[Data entries]
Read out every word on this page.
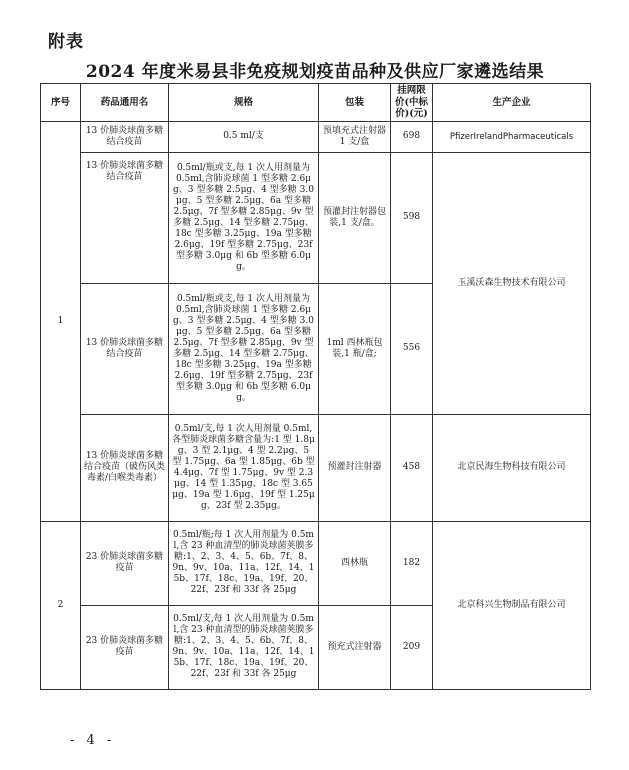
附表
2024 年度米易县非免疫规划疫苗品种及供应厂家遴选结果
序号	药品通用名	规格	包装	挂网限价(中标价)(元)	生产企业
1	13 价肺炎球菌多糖结合疫苗	0.5 ml/支	预填充式注射器 1 支/盒	698	PfizerIrelandPharmaceuticals
	13 价肺炎球菌多糖结合疫苗	0.5ml/瓶或支,每 1 次人用剂量为 0.5ml,含肺炎球菌 1 型多糖 2.6μg、3 型多糖 2.5μg、4 型多糖 3.0μg、5 型多糖 2.5μg、6a 型多糖 2.5μg、7f 型多糖 2.85μg、9v 型多糖 2.5μg、14 型多糖 2.75μg、18c 型多糖 3.25μg、19a 型多糖 2.6μg、19f 型多糖 2.75μg、23f 型多糖 3.0μg 和 6b 型多糖 6.0μg。	预灌封注射器包装,1 支/盒。	598	玉溪沃森生物技术有限公司
	13 价肺炎球菌多糖结合疫苗	0.5ml/瓶或支,每 1 次人用剂量为 0.5ml,含肺炎球菌 1 型多糖 2.6μg、3 型多糖 2.5μg、4 型多糖 3.0μg、5 型多糖 2.5μg、6a 型多糖 2.5μg、7f 型多糖 2.85μg、9v 型多糖 2.5μg、14 型多糖 2.75μg、18c 型多糖 3.25μg、19a 型多糖 2.6μg、19f 型多糖 2.75μg、23f 型多糖 3.0μg 和 6b 型多糖 6.0μg。	1ml 西林瓶包装,1 瓶/盒;	556	
	13 价肺炎球菌多糖结合疫苗（破伤风类毒素/白喉类毒素）	0.5ml/支,每 1 次人用剂量 0.5ml,各型肺炎球菌多糖含量为:1 型 1.8μg、3 型 2.1μg、4 型 2.2μg、5 型 1.75μg、6a 型 1.85μg、6b 型 4.4μg、7f 型 1.75μg、9v 型 2.3μg、14 型 1.35μg、18c 型 3.65μg、19a 型 1.6μg、19f 型 1.25μg、23f 型 2.35μg。	预灌封注射器	458	北京民海生物科技有限公司
2	23 价肺炎球菌多糖疫苗	0.5ml/瓶;每 1 次人用剂量为 0.5ml,含 23 种血清型的肺炎球菌荚膜多糖:1、2、3、4、5、6b、7f、8、9n、9v、10a、11a、12f、14、15b、17f、18c、19a、19f、20、22f、23f 和 33f 各 25μg	西林瓶	182	北京科兴生物制品有限公司
	23 价肺炎球菌多糖疫苗	0.5ml/支,每 1 次人用剂量为 0.5ml,含 23 种血清型的肺炎球菌荚膜多糖:1、2、3、4、5、6b、7f、8、9n、9v、10a、11a、12f、14、15b、17f、18c、19a、19f、20、22f、23f 和 33f 各 25μg	预充式注射器	209	
- 4 -
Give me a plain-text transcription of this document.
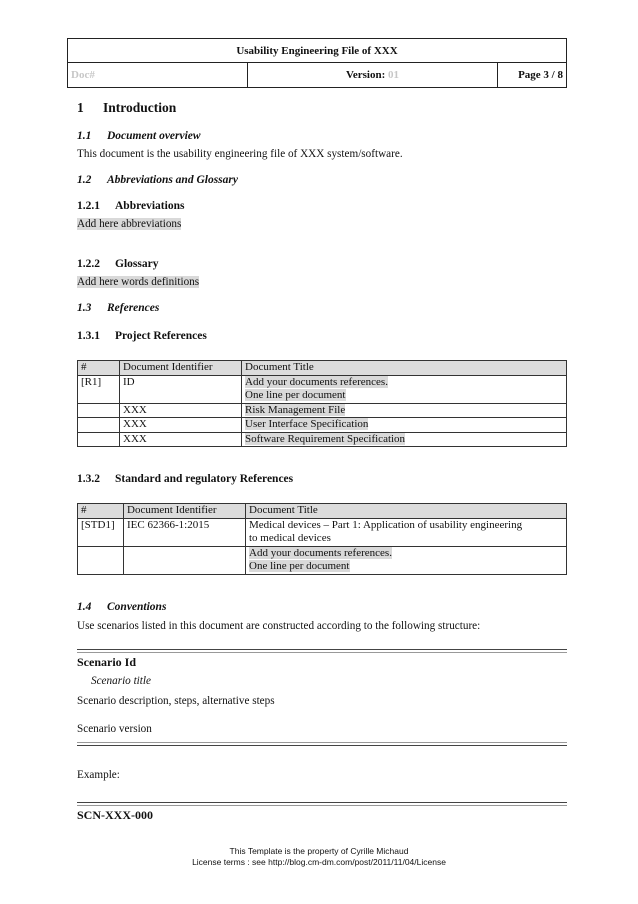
Usability Engineering File of XXX
Doc#	Version: 01	Page 3 / 8
1 Introduction
1.1 Document overview
This document is the usability engineering file of XXX system/software.
1.2 Abbreviations and Glossary
1.2.1 Abbreviations
Add here abbreviations
1.2.2 Glossary
Add here words definitions
1.3 References
1.3.1 Project References
#	Document Identifier	Document Title
[R1]	ID	Add your documents references.
One line per document
	XXX	Risk Management File
	XXX	User Interface Specification
	XXX	Software Requirement Specification
1.3.2 Standard and regulatory References
#	Document Identifier	Document Title
[STD1]	IEC 62366-1:2015	Medical devices – Part 1: Application of usability engineering
to medical devices
		Add your documents references.
One line per document
1.4 Conventions
Use scenarios listed in this document are constructed according to the following structure:
Scenario Id
Scenario title
Scenario description, steps, alternative steps
Scenario version
Example:
SCN-XXX-000
This Template is the property of Cyrille Michaud
License terms : see http://blog.cm-dm.com/post/2011/11/04/License
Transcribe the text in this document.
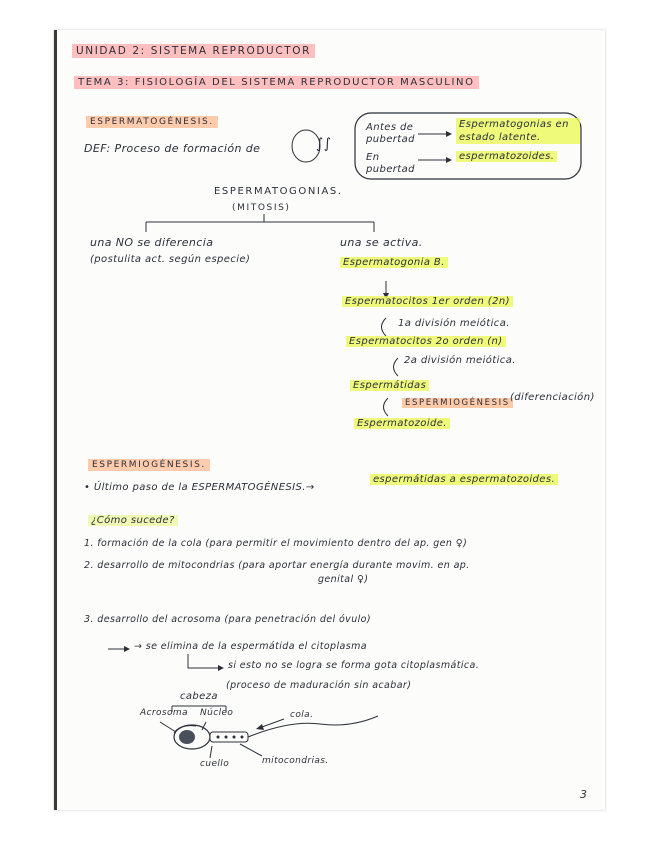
UNIDAD 2: SISTEMA REPRODUCTOR
TEMA 3: FISIOLOGÍA DEL SISTEMA REPRODUCTOR MASCULINO
ESPERMATOGÉNESIS.
DEF: Proceso de formación de	∫∫
Antes de pubertad
Espermatogonias en estado latente.
En pubertad
espermatozoides.
ESPERMATOGONIAS.
(MITOSIS)
una NO se diferencia
(postulita act. según especie)
una se activa.
Espermatogonia B.
Espermatocitos 1er orden (2n)
1a división meiótica.
Espermatocitos 2o orden (n)
2a división meiótica.
Espermátidas
ESPERMIOGÉNESIS (diferenciación)
Espermatozoide.
ESPERMIOGÉNESIS.
• Último paso de la ESPERMATOGÉNESIS.→
espermátidas a espermatozoides.
¿Cómo sucede?
1. formación de la cola (para permitir el movimiento dentro del ap. gen ♀)
2. desarrollo de mitocondrias (para aportar energía durante movim. en ap.
genital ♀)
3. desarrollo del acrosoma (para penetración del óvulo)
→ se elimina de la espermátida el citoplasma
si esto no se logra se forma gota citoplasmática.
(proceso de maduración sin acabar)
cabeza
Acrosoma Núcleo	cola.
cuello	mitocondrias.
3
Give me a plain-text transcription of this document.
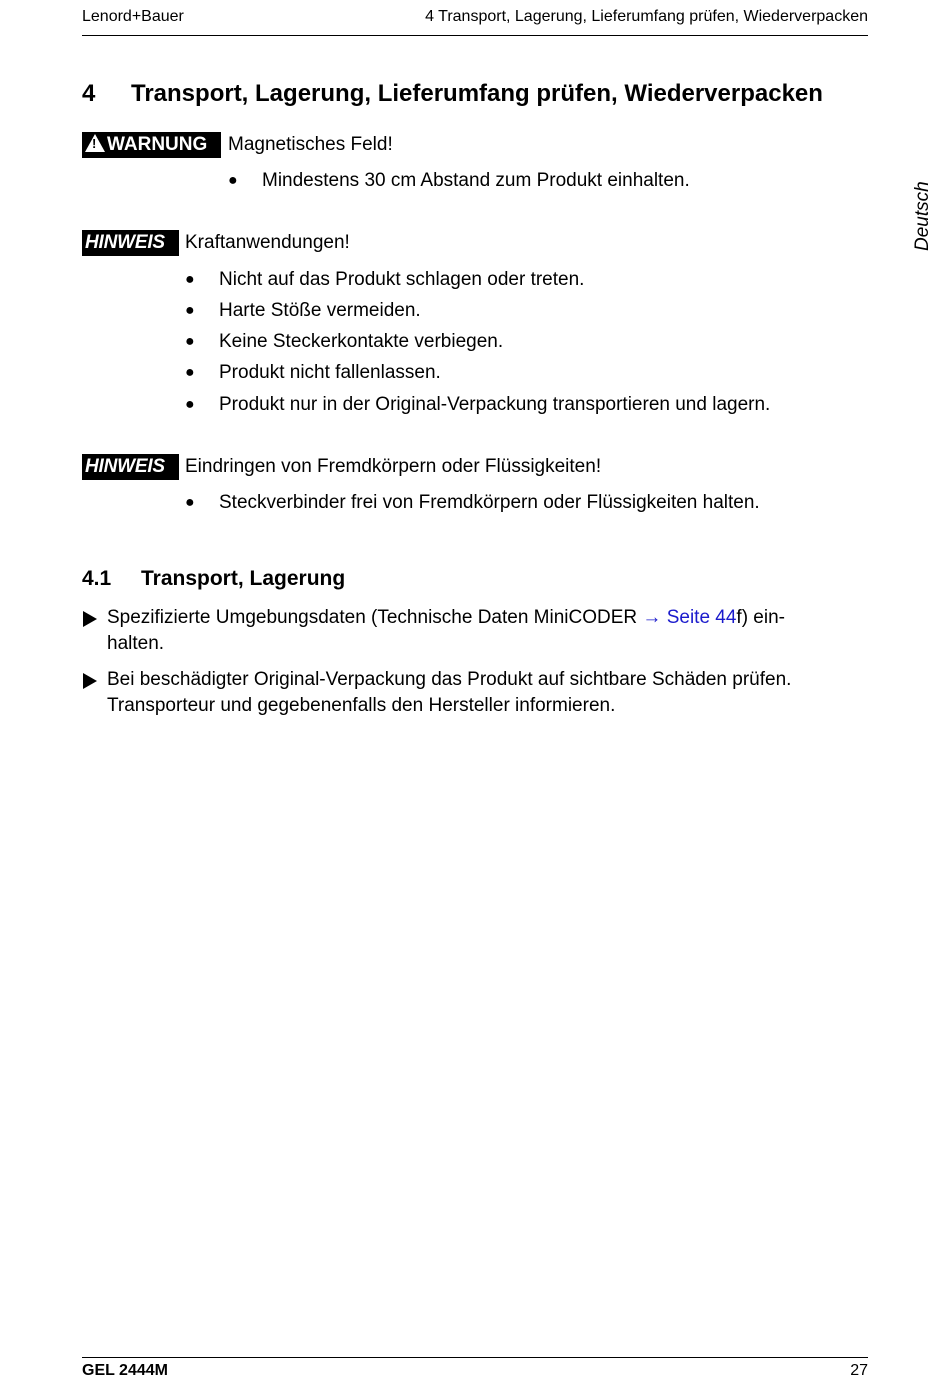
Lenord+Bauer	4 Transport, Lagerung, Lieferumfang prüfen, Wiederverpacken
Deutsch
4 Transport, Lagerung, Lieferumfang prüfen, Wiederverpacken
!WARNUNG	Magnetisches Feld!
● Mindestens 30 cm Abstand zum Produkt einhalten.
HINWEIS	Kraftanwendungen!
● Nicht auf das Produkt schlagen oder treten.
● Harte Stöße vermeiden.
● Keine Steckerkontakte verbiegen.
● Produkt nicht fallenlassen.
● Produkt nur in der Original-Verpackung transportieren und lagern.
HINWEIS	Eindringen von Fremdkörpern oder Flüssigkeiten!
● Steckverbinder frei von Fremdkörpern oder Flüssigkeiten halten.
4.1 Transport, Lagerung
Spezifizierte Umgebungsdaten (Technische Daten MiniCODER → Seite 44f) ein-
halten.
Bei beschädigter Original-Verpackung das Produkt auf sichtbare Schäden prüfen.
Transporteur und gegebenenfalls den Hersteller informieren.
GEL 2444M	27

Required task: In the entries above, count each line with "REPRODUCTOR"; reply with the total only.

Answer: 2